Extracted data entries
——

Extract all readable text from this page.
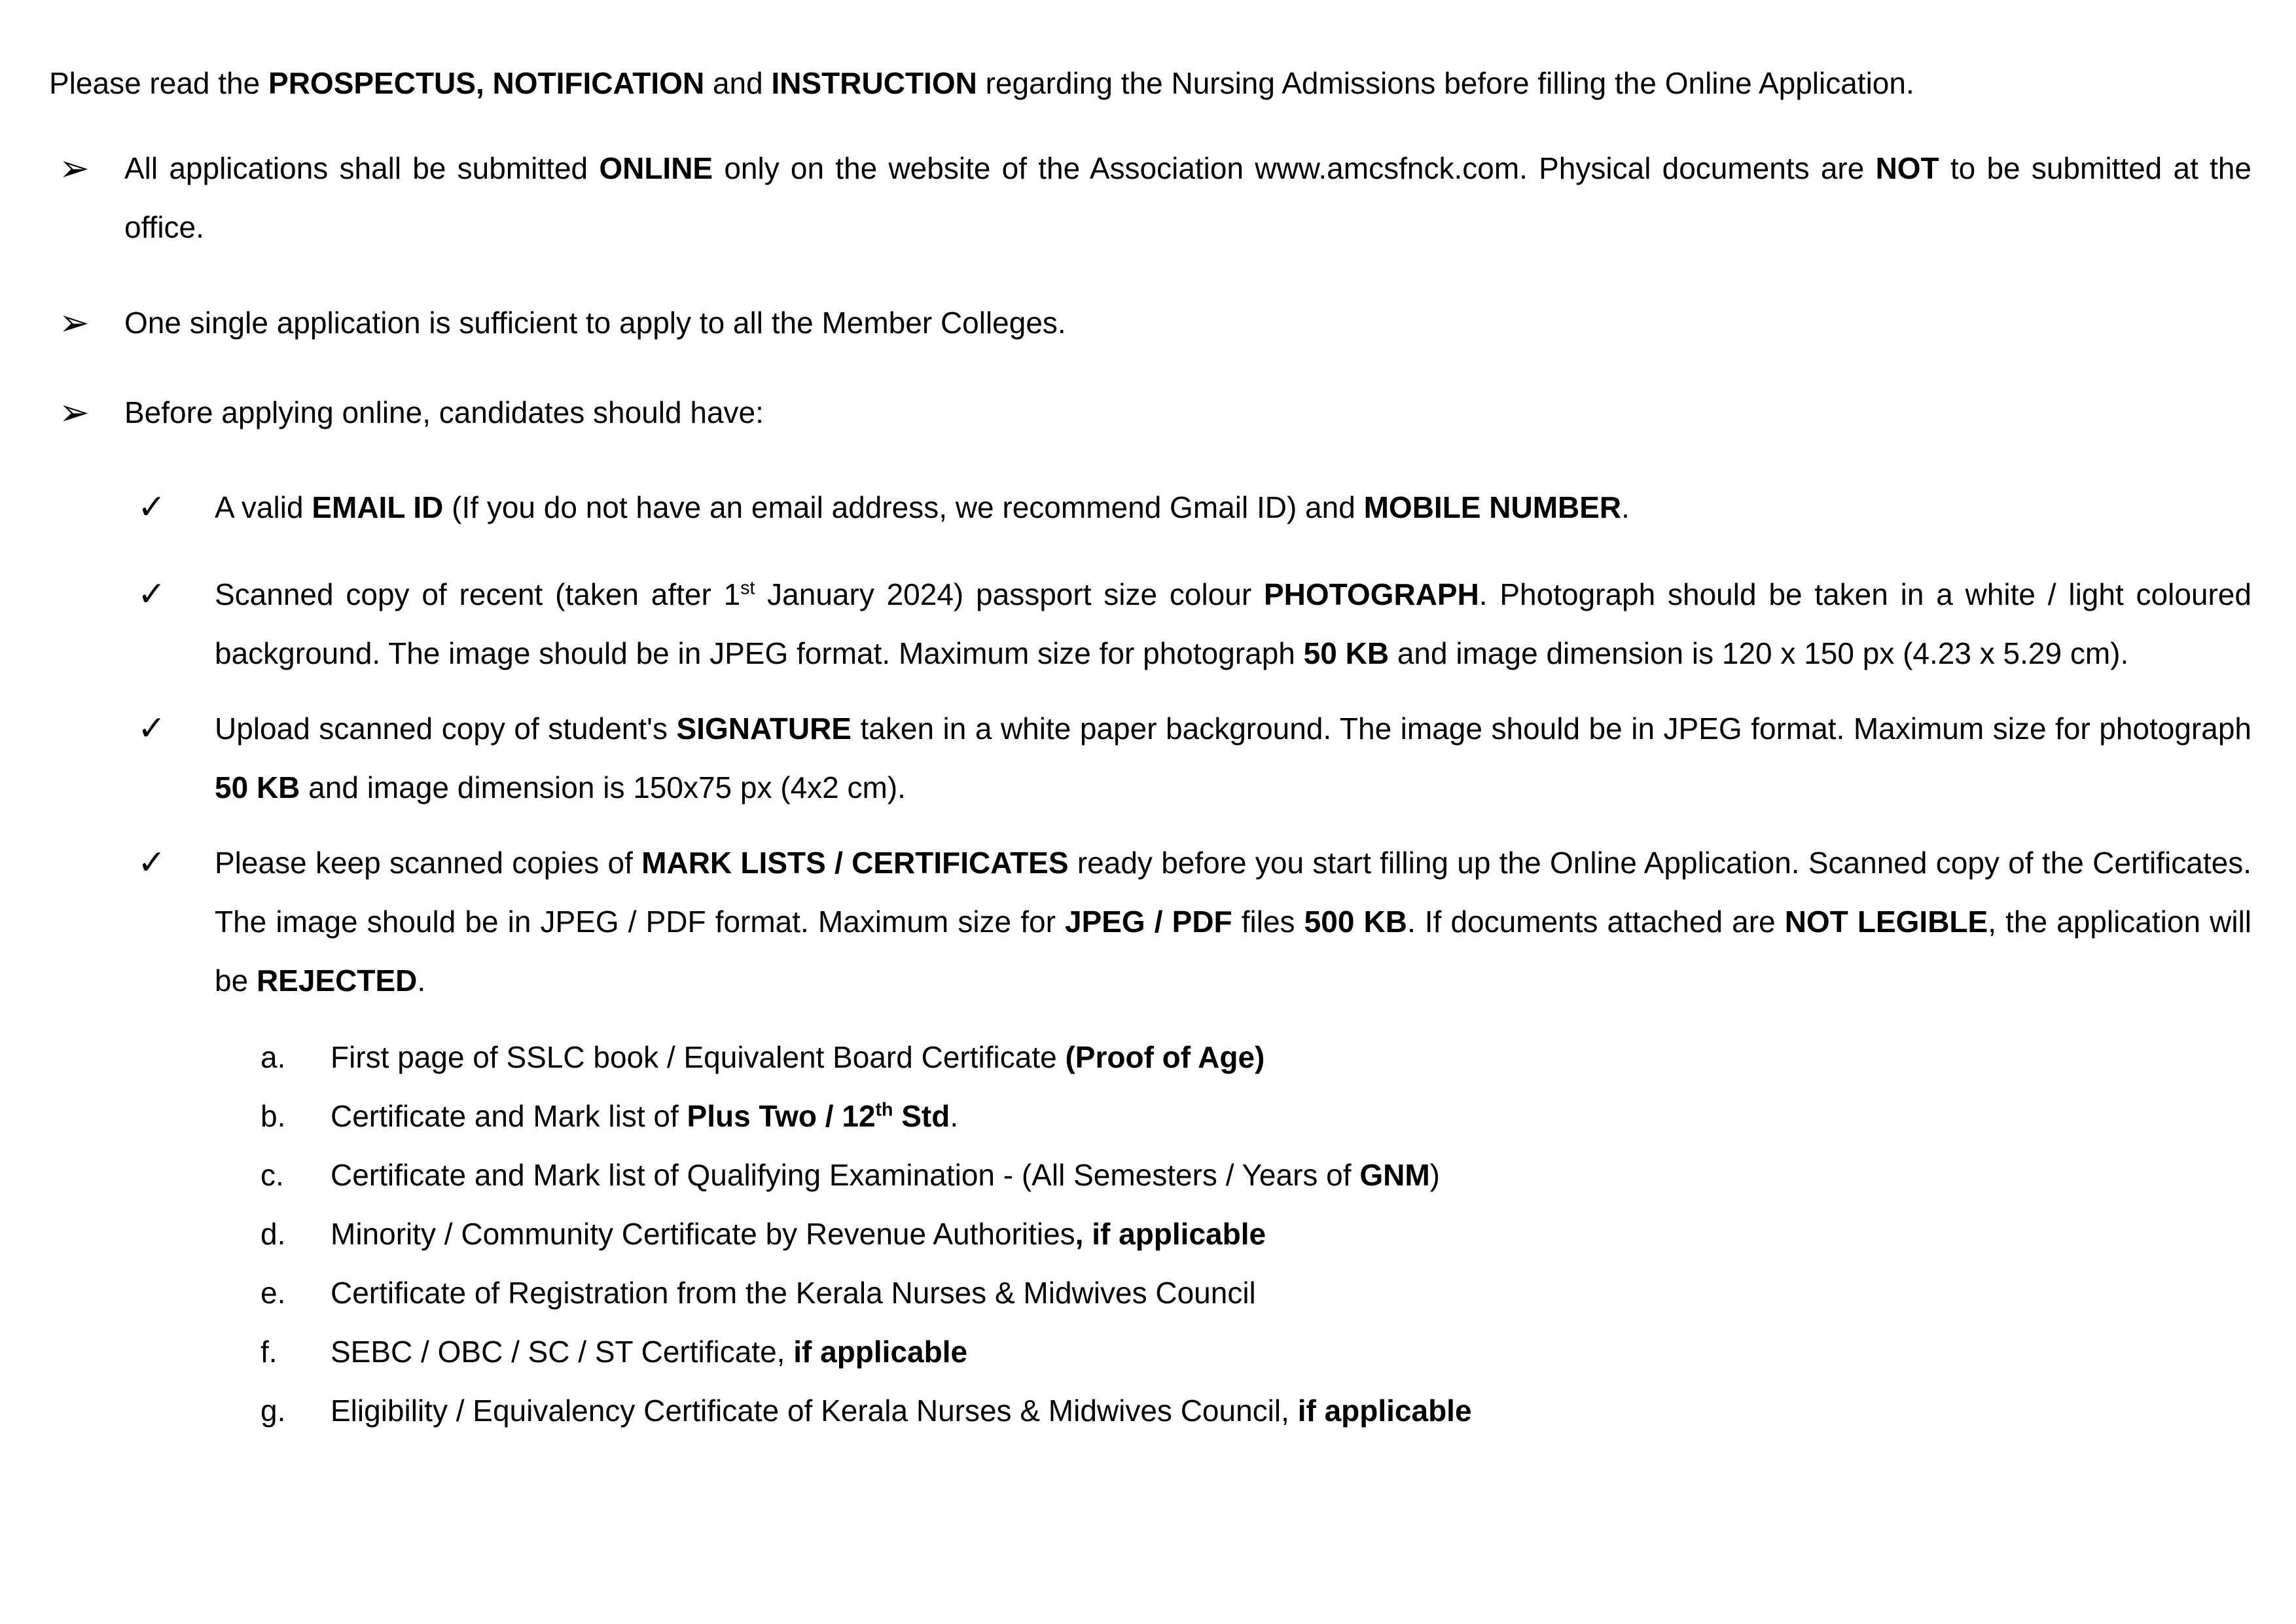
Please read the PROSPECTUS, NOTIFICATION and INSTRUCTION regarding the Nursing Admissions before filling the Online Application.

➢	All applications shall be submitted ONLINE only on the website of the Association www.amcsfnck.com. Physical documents are NOT to be submitted at the office.

➢	One single application is sufficient to apply to all the Member Colleges.

➢	Before applying online, candidates should have:

✓	A valid EMAIL ID (If you do not have an email address, we recommend Gmail ID) and MOBILE NUMBER.

✓	Scanned copy of recent (taken after 1st January 2024) passport size colour PHOTOGRAPH. Photograph should be taken in a white / light coloured background. The image should be in JPEG format. Maximum size for photograph 50 KB and image dimension is 120 x 150 px (4.23 x 5.29 cm).

✓	Upload scanned copy of student's SIGNATURE taken in a white paper background. The image should be in JPEG format. Maximum size for photograph 50 KB and image dimension is 150x75 px (4x2 cm).

✓	Please keep scanned copies of MARK LISTS / CERTIFICATES ready before you start filling up the Online Application. Scanned copy of the Certificates. The image should be in JPEG / PDF format. Maximum size for JPEG / PDF files 500 KB. If documents attached are NOT LEGIBLE, the application will be REJECTED.

a.	First page of SSLC book / Equivalent Board Certificate (Proof of Age)

b.	Certificate and Mark list of Plus Two / 12th Std.

c.	Certificate and Mark list of Qualifying Examination - (All Semesters / Years of GNM)

d.	Minority / Community Certificate by Revenue Authorities, if applicable

e.	Certificate of Registration from the Kerala Nurses & Midwives Council

f.	SEBC / OBC / SC / ST Certificate, if applicable

g.	Eligibility / Equivalency Certificate of Kerala Nurses & Midwives Council, if applicable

——

Pick each line holding the word "Please" out of the listing.

Exercise answer:
Please read the PROSPECTUS, NOTIFICATION and INSTRUCTION regarding the Nursing Admissions before filling the Online Application.
✓	Please keep scanned copies of MARK LISTS / CERTIFICATES ready before you start filling up the Online Application. Scanned copy of the Certificates. The image should be in JPEG / PDF format. Maximum size for JPEG / PDF files 500 KB. If documents attached are NOT LEGIBLE, the application will be REJECTED.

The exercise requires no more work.